====== Supplied entries
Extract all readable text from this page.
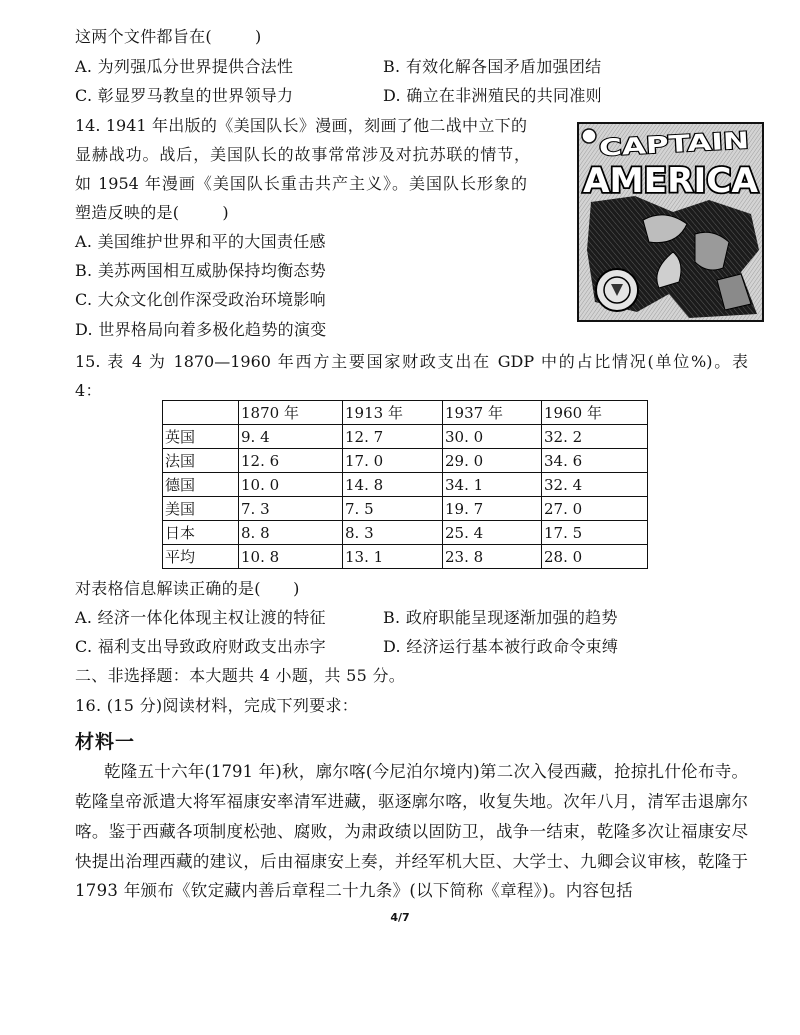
这两个文件都旨在(        )
A. 为列强瓜分世界提供合法性	B. 有效化解各国矛盾加强团结
C. 彰显罗马教皇的世界领导力	D. 确立在非洲殖民的共同准则
14. 1941 年出版的《美国队长》漫画，刻画了他二战中立下的
显赫战功。战后，美国队长的故事常常涉及对抗苏联的情节，
如 1954 年漫画《美国队长重击共产主义》。美国队长形象的
塑造反映的是(        )
A. 美国维护世界和平的大国责任感
B. 美苏两国相互威胁保持均衡态势
C. 大众文化创作深受政治环境影响
D. 世界格局向着多极化趋势的演变
CAPTAIN
AMERICA
15. 表 4 为 1870—1960 年西方主要国家财政支出在 GDP 中的占比情况(单位%)。表
4：
	1870 年	1913 年	1937 年	1960 年
英国	9. 4	12. 7	30. 0	32. 2
法国	12. 6	17. 0	29. 0	34. 6
德国	10. 0	14. 8	34. 1	32. 4
美国	7. 3	7. 5	19. 7	27. 0
日本	8. 8	8. 3	25. 4	17. 5
平均	10. 8	13. 1	23. 8	28. 0
对表格信息解读正确的是(      )
A. 经济一体化体现主权让渡的特征	B. 政府职能呈现逐渐加强的趋势
C. 福利支出导致政府财政支出赤字	D. 经济运行基本被行政命令束缚
二、非选择题：本大题共 4 小题，共 55 分。
16. (15 分)阅读材料，完成下列要求：
材料一
乾隆五十六年(1791 年)秋，廓尔喀(今尼泊尔境内)第二次入侵西藏，抢掠扎什伦布寺。
乾隆皇帝派遣大将军福康安率清军进藏，驱逐廓尔喀，收复失地。次年八月，清军击退廓尔
喀。鉴于西藏各项制度松弛、腐败，为肃政绩以固防卫，战争一结束，乾隆多次让福康安尽
快提出治理西藏的建议，后由福康安上奏，并经军机大臣、大学士、九卿会议审核，乾隆于
1793 年颁布《钦定藏内善后章程二十九条》(以下简称《章程》)。内容包括
4/7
============
**Task details**
Go through the entries above and print each one exactly, minus the pictures.

**Solution**
Extract all readable text from this page.
这两个文件都旨在(        )
A. 为列强瓜分世界提供合法性	B. 有效化解各国矛盾加强团结
C. 彰显罗马教皇的世界领导力	D. 确立在非洲殖民的共同准则
14. 1941 年出版的《美国队长》漫画，刻画了他二战中立下的
显赫战功。战后，美国队长的故事常常涉及对抗苏联的情节，
如 1954 年漫画《美国队长重击共产主义》。美国队长形象的
塑造反映的是(        )
A. 美国维护世界和平的大国责任感
B. 美苏两国相互威胁保持均衡态势
C. 大众文化创作深受政治环境影响
D. 世界格局向着多极化趋势的演变
CAPTAIN
AMERICA
15. 表 4 为 1870—1960 年西方主要国家财政支出在 GDP 中的占比情况(单位%)。表
4：
	1870 年	1913 年	1937 年	1960 年
英国	9. 4	12. 7	30. 0	32. 2
法国	12. 6	17. 0	29. 0	34. 6
德国	10. 0	14. 8	34. 1	32. 4
美国	7. 3	7. 5	19. 7	27. 0
日本	8. 8	8. 3	25. 4	17. 5
平均	10. 8	13. 1	23. 8	28. 0
对表格信息解读正确的是(      )
A. 经济一体化体现主权让渡的特征	B. 政府职能呈现逐渐加强的趋势
C. 福利支出导致政府财政支出赤字	D. 经济运行基本被行政命令束缚
二、非选择题：本大题共 4 小题，共 55 分。
16. (15 分)阅读材料，完成下列要求：
材料一
乾隆五十六年(1791 年)秋，廓尔喀(今尼泊尔境内)第二次入侵西藏，抢掠扎什伦布寺。
乾隆皇帝派遣大将军福康安率清军进藏，驱逐廓尔喀，收复失地。次年八月，清军击退廓尔
喀。鉴于西藏各项制度松弛、腐败，为肃政绩以固防卫，战争一结束，乾隆多次让福康安尽
快提出治理西藏的建议，后由福康安上奏，并经军机大臣、大学士、九卿会议审核，乾隆于
1793 年颁布《钦定藏内善后章程二十九条》(以下简称《章程》)。内容包括
4/7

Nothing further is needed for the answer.